- What you are asked to do
Without the pictures, copy all the entries below exactly.
----
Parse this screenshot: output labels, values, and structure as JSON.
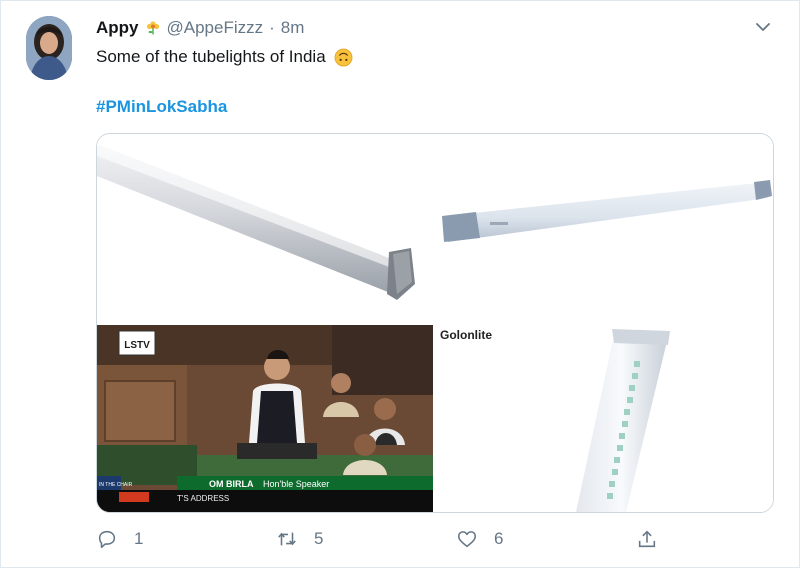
{
  "tweet": {
    "author_name": "Appy",
    "handle": "@AppeFizzz",
    "separator": "·",
    "time": "8m",
    "text": "Some of the tubelights of India",
    "hashtag": "#PMinLokSabha"
  },
  "media": {
    "images": [
      {
        "label": "tubelight-photo-1"
      },
      {
        "label": "tubelight-photo-2"
      },
      {
        "label": "lok-sabha-tv-frame",
        "channel_logo": "LSTV",
        "ticker_name": "OM BIRLA",
        "ticker_title": "Hon'ble Speaker",
        "bottom_left": "IN THE CHAIR",
        "bottom_text": "T'S ADDRESS"
      },
      {
        "label": "tubelight-photo-3",
        "brand": "Golonlite"
      }
    ]
  },
  "actions": {
    "reply_count": "1",
    "retweet_count": "5",
    "like_count": "6"
  },
  "colors": {
    "link": "#1b95e0",
    "muted": "#657786",
    "border": "#e1e8ed"
  },
  "icons": [
    "chevron-down-icon",
    "reply-icon",
    "retweet-icon",
    "like-icon",
    "share-icon",
    "flower-badge-icon",
    "upside-down-face-emoji"
  ]
}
----
- Response
Parse this screenshot: output labels, values, and structure as JSON.
{
  "tweet": {
    "author_name": "Appy",
    "handle": "@AppeFizzz",
    "separator": "·",
    "time": "8m",
    "text": "Some of the tubelights of India",
    "hashtag": "#PMinLokSabha"
  },
  "media": {
    "images": [
      {
        "label": "tubelight-photo-1"
      },
      {
        "label": "tubelight-photo-2"
      },
      {
        "label": "lok-sabha-tv-frame",
        "channel_logo": "LSTV",
        "ticker_name": "OM BIRLA",
        "ticker_title": "Hon'ble Speaker",
        "bottom_left": "IN THE CHAIR",
        "bottom_text": "T'S ADDRESS"
      },
      {
        "label": "tubelight-photo-3",
        "brand": "Golonlite"
      }
    ]
  },
  "actions": {
    "reply_count": "1",
    "retweet_count": "5",
    "like_count": "6"
  },
  "colors": {
    "link": "#1b95e0",
    "muted": "#657786",
    "border": "#e1e8ed"
  },
  "icons": [
    "chevron-down-icon",
    "reply-icon",
    "retweet-icon",
    "like-icon",
    "share-icon",
    "flower-badge-icon",
    "upside-down-face-emoji"
  ]
}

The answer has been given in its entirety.